| PROBLEM TO SOLVE |
Can you rewrite everything from the line containing "tier-header-gold: VÀNG <box>599" down to the line containing "condition-platinum: Trên 80" as a Markdown table with the columns Index and Text, giving each line a number and leaving out blank lines?

| Layout annotation records |
>> Start
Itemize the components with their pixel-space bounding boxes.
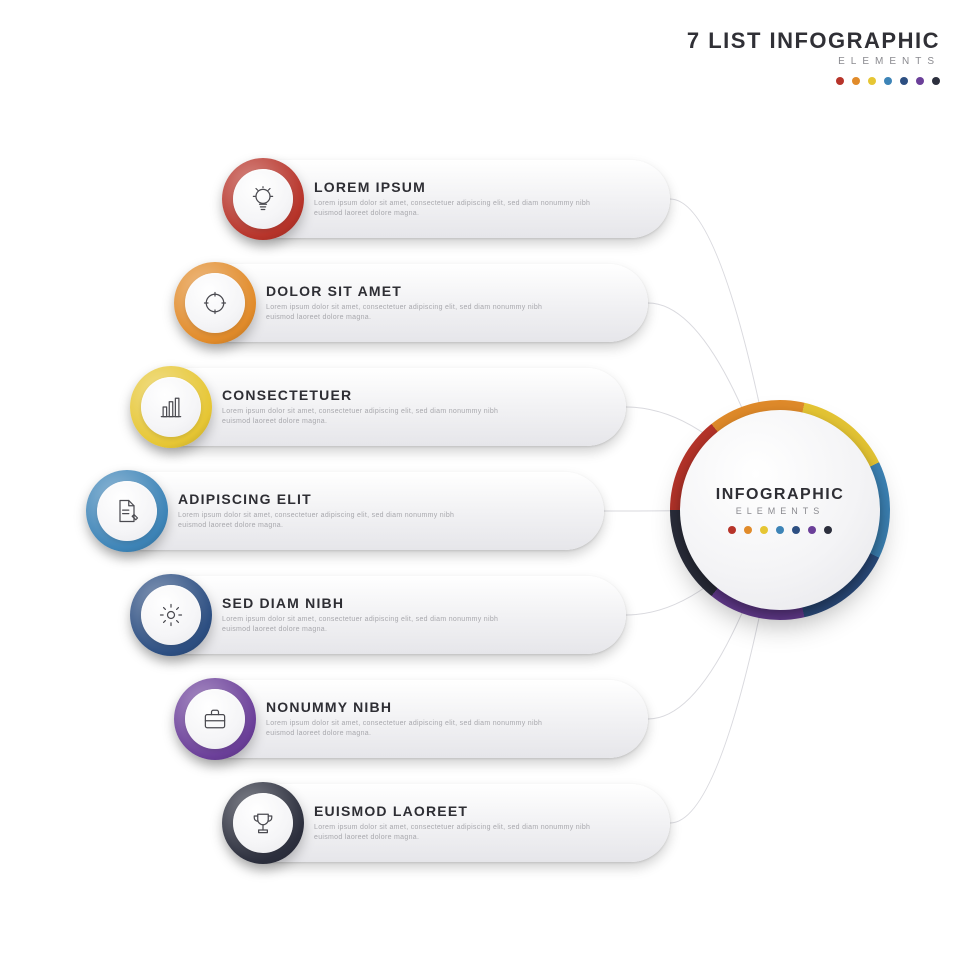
list-item-title: CONSECTETUER bbox=[222, 387, 522, 403]
list-item-title: SED DIAM NIBH bbox=[222, 595, 522, 611]
palette-dot bbox=[760, 526, 768, 534]
list-item-title: LOREM IPSUM bbox=[314, 179, 614, 195]
lightbulb-icon bbox=[233, 169, 293, 229]
list-item-icon-badge bbox=[222, 158, 304, 240]
palette-dot bbox=[792, 526, 800, 534]
list-item-icon-badge bbox=[174, 262, 256, 344]
list-item-title: DOLOR SIT AMET bbox=[266, 283, 566, 299]
list-item-body: Lorem ipsum dolor sit amet, consectetuer… bbox=[314, 199, 614, 220]
gear-icon bbox=[141, 585, 201, 645]
list-item-body: Lorem ipsum dolor sit amet, consectetuer… bbox=[222, 407, 522, 428]
list-item-icon-badge bbox=[130, 366, 212, 448]
document-icon bbox=[97, 481, 157, 541]
palette-dot bbox=[808, 526, 816, 534]
list-item: SED DIAM NIBH Lorem ipsum dolor sit amet… bbox=[136, 576, 626, 654]
list-item: CONSECTETUER Lorem ipsum dolor sit amet,… bbox=[136, 368, 626, 446]
hub-dot-row bbox=[728, 526, 832, 534]
header-subtitle: ELEMENTS bbox=[687, 56, 940, 67]
list-item: EUISMOD LAOREET Lorem ipsum dolor sit am… bbox=[228, 784, 670, 862]
list-item-icon-badge bbox=[86, 470, 168, 552]
header-title: 7 LIST INFOGRAPHIC bbox=[687, 28, 940, 54]
list-item-title: EUISMOD LAOREET bbox=[314, 803, 614, 819]
palette-dot bbox=[868, 77, 876, 85]
list-item-icon-badge bbox=[174, 678, 256, 760]
barchart-icon bbox=[141, 377, 201, 437]
header-dot-row bbox=[687, 77, 940, 85]
palette-dot bbox=[744, 526, 752, 534]
list-item-icon-badge bbox=[222, 782, 304, 864]
hub-title: INFOGRAPHIC bbox=[716, 486, 845, 504]
list-item: NONUMMY NIBH Lorem ipsum dolor sit amet,… bbox=[180, 680, 648, 758]
briefcase-icon bbox=[185, 689, 245, 749]
palette-dot bbox=[932, 77, 940, 85]
hub-circle: INFOGRAPHIC ELEMENTS bbox=[670, 400, 890, 620]
list-item-body: Lorem ipsum dolor sit amet, consectetuer… bbox=[266, 303, 566, 324]
palette-dot bbox=[728, 526, 736, 534]
list-item-pill: ADIPISCING ELIT Lorem ipsum dolor sit am… bbox=[92, 472, 604, 550]
header: 7 LIST INFOGRAPHIC ELEMENTS bbox=[687, 28, 940, 85]
hub-subtitle: ELEMENTS bbox=[736, 506, 825, 516]
palette-dot bbox=[916, 77, 924, 85]
list-item: ADIPISCING ELIT Lorem ipsum dolor sit am… bbox=[92, 472, 604, 550]
list-item-body: Lorem ipsum dolor sit amet, consectetuer… bbox=[222, 615, 522, 636]
palette-dot bbox=[884, 77, 892, 85]
palette-dot bbox=[824, 526, 832, 534]
list-item-title: NONUMMY NIBH bbox=[266, 699, 566, 715]
list-item: DOLOR SIT AMET Lorem ipsum dolor sit ame… bbox=[180, 264, 648, 342]
list-item-body: Lorem ipsum dolor sit amet, consectetuer… bbox=[314, 823, 614, 844]
palette-dot bbox=[776, 526, 784, 534]
hub-inner: INFOGRAPHIC ELEMENTS bbox=[680, 410, 880, 610]
list-item-title: ADIPISCING ELIT bbox=[178, 491, 478, 507]
list-item-icon-badge bbox=[130, 574, 212, 656]
list-item: LOREM IPSUM Lorem ipsum dolor sit amet, … bbox=[228, 160, 670, 238]
list-item-body: Lorem ipsum dolor sit amet, consectetuer… bbox=[266, 719, 566, 740]
trophy-icon bbox=[233, 793, 293, 853]
palette-dot bbox=[836, 77, 844, 85]
list-item-body: Lorem ipsum dolor sit amet, consectetuer… bbox=[178, 511, 478, 532]
target-icon bbox=[185, 273, 245, 333]
palette-dot bbox=[852, 77, 860, 85]
palette-dot bbox=[900, 77, 908, 85]
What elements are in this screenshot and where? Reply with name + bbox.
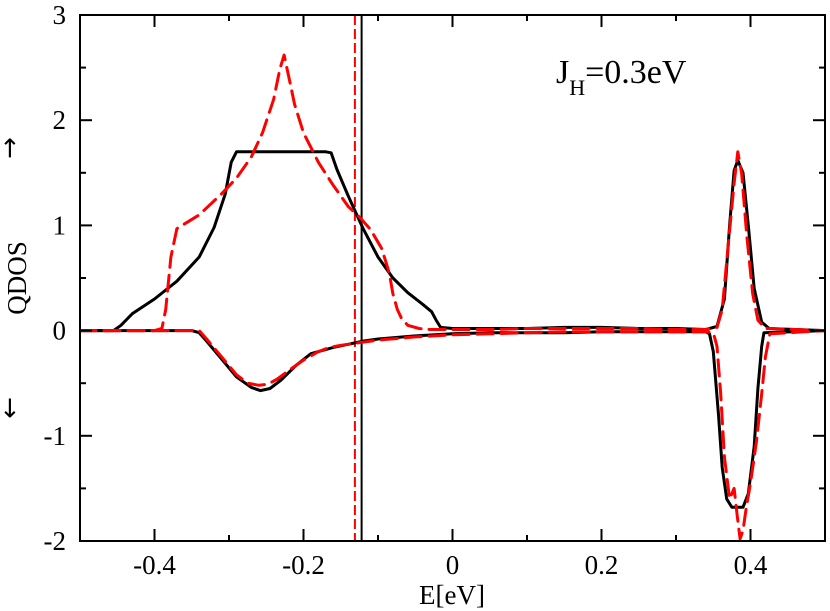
y-tick-label: 1 [53, 210, 67, 240]
y-tick-label: 0 [53, 316, 67, 346]
annotation-rest: =0.3eV [585, 54, 687, 91]
annotation-subscript: H [569, 75, 585, 100]
y-tick-label: -1 [44, 421, 67, 451]
x-tick-label: 0 [446, 550, 460, 580]
y-tick-label: 2 [53, 105, 67, 135]
series-dashed-up [80, 53, 825, 333]
annotation-hund-coupling: JH=0.3eV [556, 54, 687, 100]
x-tick-label: 0.4 [734, 550, 768, 580]
x-tick-label: -0.2 [282, 550, 325, 580]
spin-down-arrow: ← [0, 397, 25, 419]
y-axis-title: QDOS [2, 241, 32, 315]
x-axis-title: E[eV] [419, 580, 485, 610]
fermi-level-lines [353, 15, 363, 541]
spin-up-arrow: → [0, 137, 25, 159]
y-tick-label: -2 [44, 526, 67, 556]
annotation-main: J [556, 54, 569, 91]
x-tick-label: -0.4 [133, 550, 176, 580]
plot-frame [79, 14, 826, 542]
series-dashed-down [80, 329, 825, 541]
x-tick-label: 0.2 [585, 550, 619, 580]
series-solid-up [80, 150, 825, 333]
series-group [80, 53, 825, 541]
axis-ticks: -0.4 -0.2 0 0.2 0.4 -2 -1 0 1 2 3 [44, 0, 826, 580]
series-solid-down [80, 329, 825, 509]
y-tick-label: 3 [53, 0, 67, 30]
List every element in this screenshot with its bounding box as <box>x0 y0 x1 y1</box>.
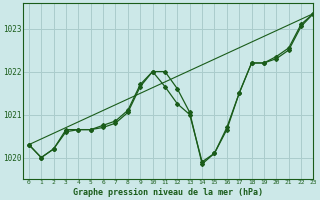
X-axis label: Graphe pression niveau de la mer (hPa): Graphe pression niveau de la mer (hPa) <box>73 188 263 197</box>
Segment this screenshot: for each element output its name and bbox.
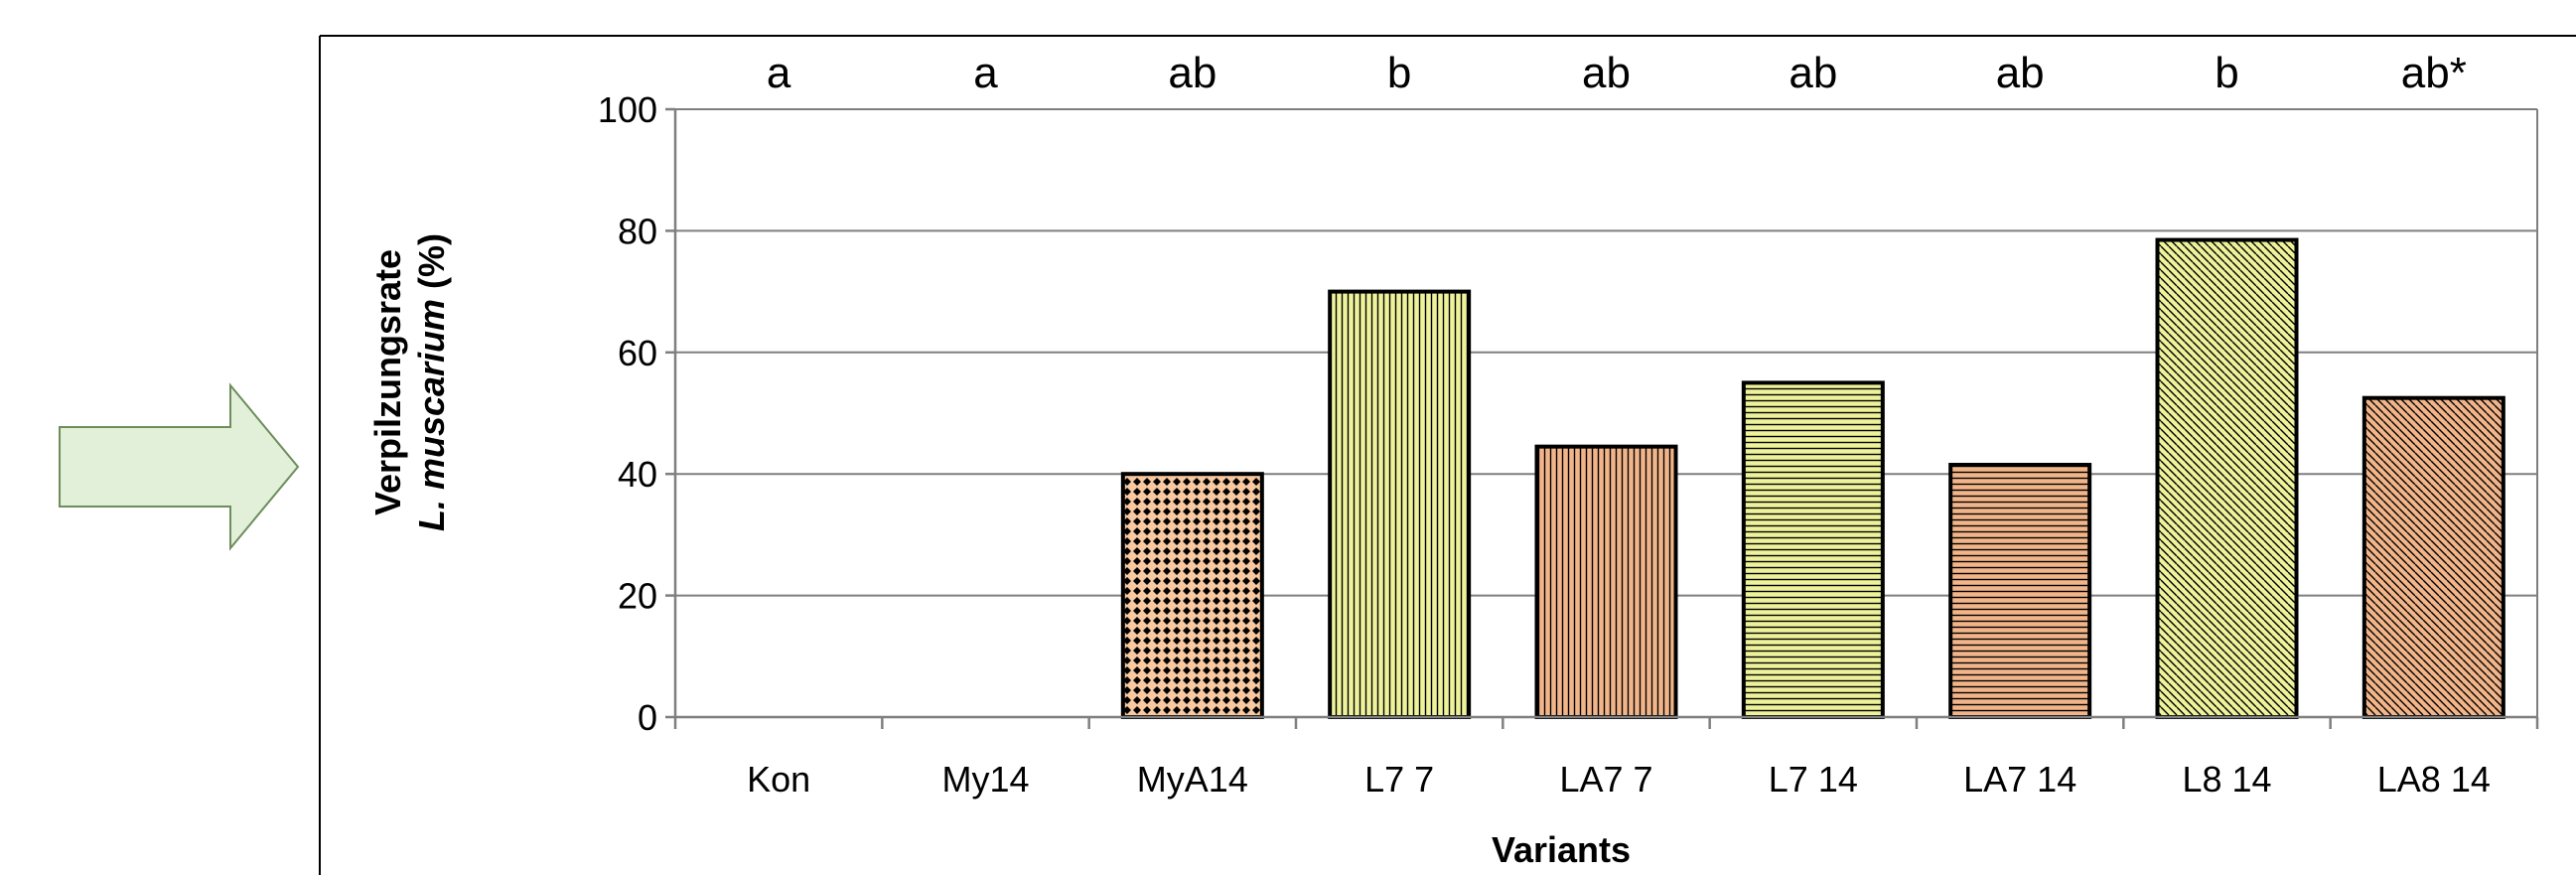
significance-letter: ab* <box>2401 49 2467 97</box>
y-axis-title-unit: (%) <box>411 233 452 299</box>
significance-letter: ab <box>1789 49 1837 97</box>
significance-letter: ab <box>1168 49 1216 97</box>
bar-pattern <box>1743 382 1883 717</box>
significance-letter: b <box>1387 49 1411 97</box>
y-axis-title-species: L. muscarium <box>411 299 452 531</box>
y-tick-label: 80 <box>618 211 657 251</box>
bar-pattern <box>1330 291 1470 717</box>
y-tick-label: 40 <box>618 454 657 495</box>
significance-letter: ab <box>1582 49 1631 97</box>
significance-letter: b <box>2215 49 2238 97</box>
y-tick-label: 60 <box>618 333 657 373</box>
x-tick-label: LA8 14 <box>2377 759 2491 800</box>
significance-letters: a a ab b ab ab ab b ab* <box>767 49 2467 97</box>
y-axis-title-line2: L. muscarium (%) <box>411 233 452 531</box>
bars-group <box>1120 237 2505 720</box>
y-tick-labels: 0 20 40 60 80 100 <box>598 89 657 738</box>
x-tick-label: L7 14 <box>1769 759 1858 800</box>
bar-pattern <box>1950 465 2090 717</box>
right-arrow-icon <box>59 382 300 551</box>
y-tick-label: 20 <box>618 576 657 617</box>
x-tick-label: Kon <box>747 759 810 800</box>
bar-pattern <box>1122 474 1262 717</box>
significance-letter: a <box>973 49 998 97</box>
x-tick-label: LA7 7 <box>1559 759 1652 800</box>
x-tick-label: L7 7 <box>1364 759 1434 800</box>
x-tick-label: MyA14 <box>1137 759 1248 800</box>
significance-letter: a <box>767 49 791 97</box>
x-axis-title: Variants <box>1492 829 1631 870</box>
y-axis-title: Verpilzungsrate L. muscarium (%) <box>367 233 452 531</box>
bar-pattern <box>2157 239 2297 717</box>
y-tick-label: 100 <box>598 89 657 130</box>
x-tick-labels: Kon My14 MyA14 L7 7 LA7 7 L7 14 LA7 14 L8 14 LA8… <box>747 759 2491 800</box>
bar-pattern <box>2363 397 2504 717</box>
x-tick-label: LA7 14 <box>1963 759 2076 800</box>
axes <box>665 107 2539 729</box>
y-axis-title-line1: Verpilzungsrate <box>367 249 408 515</box>
bar-pattern <box>1536 446 1676 717</box>
y-tick-label: 0 <box>638 697 657 738</box>
significance-letter: ab <box>1996 49 2045 97</box>
x-tick-label: L8 14 <box>2182 759 2271 800</box>
x-tick-label: My14 <box>941 759 1029 800</box>
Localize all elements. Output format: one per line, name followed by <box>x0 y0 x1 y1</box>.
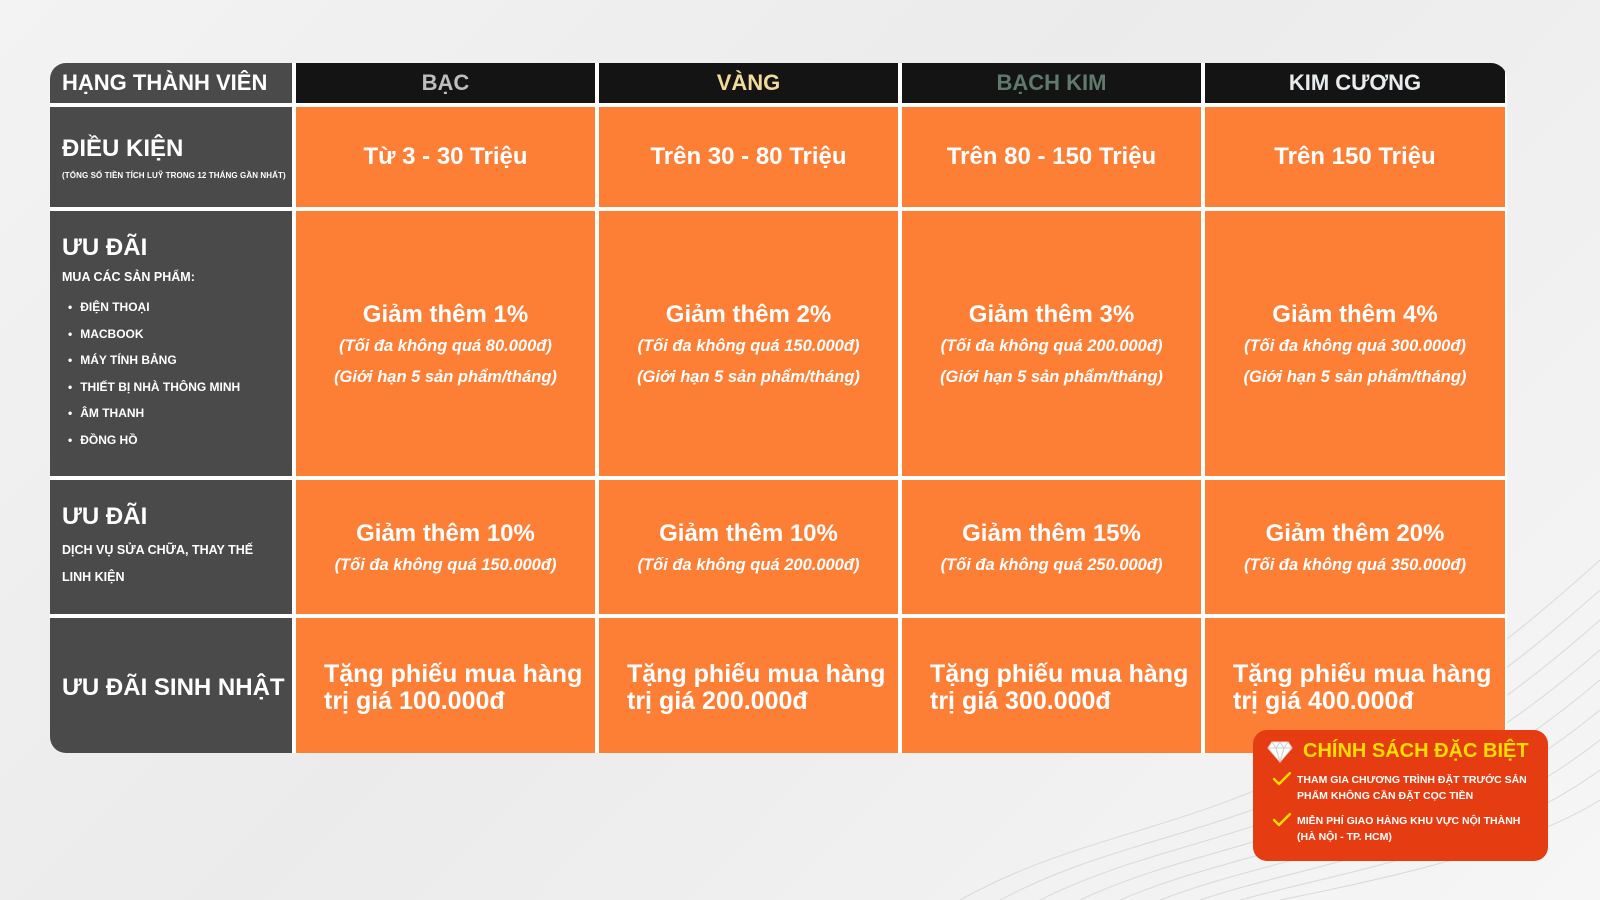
tier-header-gold: VÀNG <box>599 63 898 103</box>
check-icon <box>1273 772 1291 786</box>
service-offer-title: ƯU ĐÃI <box>62 503 148 530</box>
check-icon <box>1273 813 1291 827</box>
special-policy-title: CHÍNH SÁCH ĐẶC BIỆT <box>1303 740 1529 762</box>
service-offer-description: DỊCH VỤ SỬA CHỮA, THAY THẾ LINH KIỆN <box>62 543 254 584</box>
birthday-platinum: Tặng phiếu mua hàng trị giá 300.000đ <box>902 618 1201 753</box>
birthday-title: ƯU ĐÃI SINH NHẬT <box>62 673 285 701</box>
product-offer-gold: Giảm thêm 2% (Tối đa không quá 150.000đ)… <box>599 211 898 476</box>
header-corner: HẠNG THÀNH VIÊN <box>50 63 292 103</box>
row-label-birthday: ƯU ĐÃI SINH NHẬT <box>50 618 292 753</box>
product-offer-platinum: Giảm thêm 3% (Tối đa không quá 200.000đ)… <box>902 211 1201 476</box>
birthday-gold: Tặng phiếu mua hàng trị giá 200.000đ <box>599 618 898 753</box>
product-offer-intro: MUA CÁC SẢN PHẨM: <box>62 270 195 284</box>
product-category-item: THIẾT BỊ NHÀ THÔNG MINH <box>68 374 240 401</box>
birthday-silver: Tặng phiếu mua hàng trị giá 100.000đ <box>296 618 595 753</box>
special-policy-item: MIỄN PHÍ GIAO HÀNG KHU VỰC NỘI THÀNH (HÀ… <box>1267 813 1534 845</box>
condition-gold: Trên 30 - 80 Triệu <box>599 107 898 207</box>
tier-header-platinum: BẠCH KIM <box>902 63 1201 103</box>
row-label-product-offer: ƯU ĐÃI MUA CÁC SẢN PHẨM: ĐIỆN THOẠI MACB… <box>50 211 292 476</box>
service-offer-platinum: Giảm thêm 15% (Tối đa không quá 250.000đ… <box>902 480 1201 614</box>
condition-platinum: Trên 80 - 150 Triệu <box>902 107 1201 207</box>
product-offer-diamond: Giảm thêm 4% (Tối đa không quá 300.000đ)… <box>1205 211 1505 476</box>
product-category-item: MÁY TÍNH BẢNG <box>68 347 240 374</box>
condition-silver: Từ 3 - 30 Triệu <box>296 107 595 207</box>
row-label-service-offer: ƯU ĐÃI DỊCH VỤ SỬA CHỮA, THAY THẾ LINH K… <box>50 480 292 614</box>
product-offer-title: ƯU ĐÃI <box>62 234 148 261</box>
product-category-item: ÂM THANH <box>68 400 240 427</box>
product-offer-silver: Giảm thêm 1% (Tối đa không quá 80.000đ) … <box>296 211 595 476</box>
membership-tier-table: HẠNG THÀNH VIÊN BẠC VÀNG BẠCH KIM KIM CƯ… <box>50 63 1507 753</box>
special-policy-header: CHÍNH SÁCH ĐẶC BIỆT <box>1267 740 1534 763</box>
condition-subtitle: (TỔNG SỐ TIỀN TÍCH LUỸ TRONG 12 THÁNG GẦ… <box>62 170 286 180</box>
product-category-item: MACBOOK <box>68 321 240 348</box>
special-policy-card: CHÍNH SÁCH ĐẶC BIỆT THAM GIA CHƯƠNG TRÌN… <box>1253 730 1548 861</box>
service-offer-silver: Giảm thêm 10% (Tối đa không quá 150.000đ… <box>296 480 595 614</box>
product-category-list: ĐIỆN THOẠI MACBOOK MÁY TÍNH BẢNG THIẾT B… <box>62 294 240 453</box>
product-category-item: ĐỒNG HỒ <box>68 427 240 454</box>
special-policy-item: THAM GIA CHƯƠNG TRÌNH ĐẶT TRƯỚC SẢN PHẨM… <box>1267 772 1534 804</box>
condition-title: ĐIỀU KIỆN <box>62 134 184 162</box>
condition-diamond: Trên 150 Triệu <box>1205 107 1505 207</box>
service-offer-gold: Giảm thêm 10% (Tối đa không quá 200.000đ… <box>599 480 898 614</box>
diamond-icon <box>1267 740 1293 763</box>
row-label-condition: ĐIỀU KIỆN (TỔNG SỐ TIỀN TÍCH LUỸ TRONG 1… <box>50 107 292 207</box>
tier-header-silver: BẠC <box>296 63 595 103</box>
product-category-item: ĐIỆN THOẠI <box>68 294 240 321</box>
tier-header-diamond: KIM CƯƠNG <box>1205 63 1505 103</box>
service-offer-diamond: Giảm thêm 20% (Tối đa không quá 350.000đ… <box>1205 480 1505 614</box>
>> End
| SOLUTION FOR THIS PROBLEM |
| Index | Text |
|---|---|
| 1 | tier-header-gold: VÀNG <box>599 63 898 103</box> |
| 2 | check-icon <box>1273 772 1291 786</box> |
| 3 | service-offer-title: ƯU ĐÃI <box>62 503 148 530</box> |
| 4 | check-icon <box>1273 813 1291 827</box> |
| 5 | special-policy-title: CHÍNH SÁCH ĐẶC BIỆT <box>1303 740 1529 762</box> |
| 6 | service-offer-description: DỊCH VỤ SỬA CHỮA, THAY THẾ LINH KIỆN <box>62 543 254 584</box> |
| 7 | birthday-platinum: Tặng phiếu mua hàng trị giá 300.000đ <box>902 618 1201 753</box> |
| 8 | birthday-title: ƯU ĐÃI SINH NHẬT <box>62 673 285 701</box> |
| 9 | product-offer-gold: Giảm thêm 2% (Tối đa không quá 150.000đ)… <box>599 211 898 476</box> |
| 10 | header-corner: HẠNG THÀNH VIÊN <box>50 63 292 103</box> |
| 11 | row-label-birthday: ƯU ĐÃI SINH NHẬT <box>50 618 292 753</box> |
| 12 | product-offer-platinum: Giảm thêm 3% (Tối đa không quá 200.000đ)… <box>902 211 1201 476</box> |
| 13 | birthday-gold: Tặng phiếu mua hàng trị giá 200.000đ <box>599 618 898 753</box> |
| 14 | product-offer-intro: MUA CÁC SẢN PHẨM: <box>62 270 195 284</box> |
| 15 | product-category-item: THIẾT BỊ NHÀ THÔNG MINH <box>68 374 240 401</box> |
| 16 | birthday-silver: Tặng phiếu mua hàng trị giá 100.000đ <box>296 618 595 753</box> |
| 17 | special-policy-item: MIỄN PHÍ GIAO HÀNG KHU VỰC NỘI THÀNH (HÀ… <box>1267 813 1534 845</box> |
| 18 | condition-gold: Trên 30 - 80 Triệu <box>599 107 898 207</box> |
| 19 | tier-header-platinum: BẠCH KIM <box>902 63 1201 103</box> |
| 20 | row-label-product-offer: ƯU ĐÃI MUA CÁC SẢN PHẨM: ĐIỆN THOẠI MACB… <box>50 211 292 476</box> |
| 21 | service-offer-platinum: Giảm thêm 15% (Tối đa không quá 250.000đ… <box>902 480 1201 614</box> |
| 22 | condition-platinum: Trên 80 - 150 Triệu <box>902 107 1201 207</box> |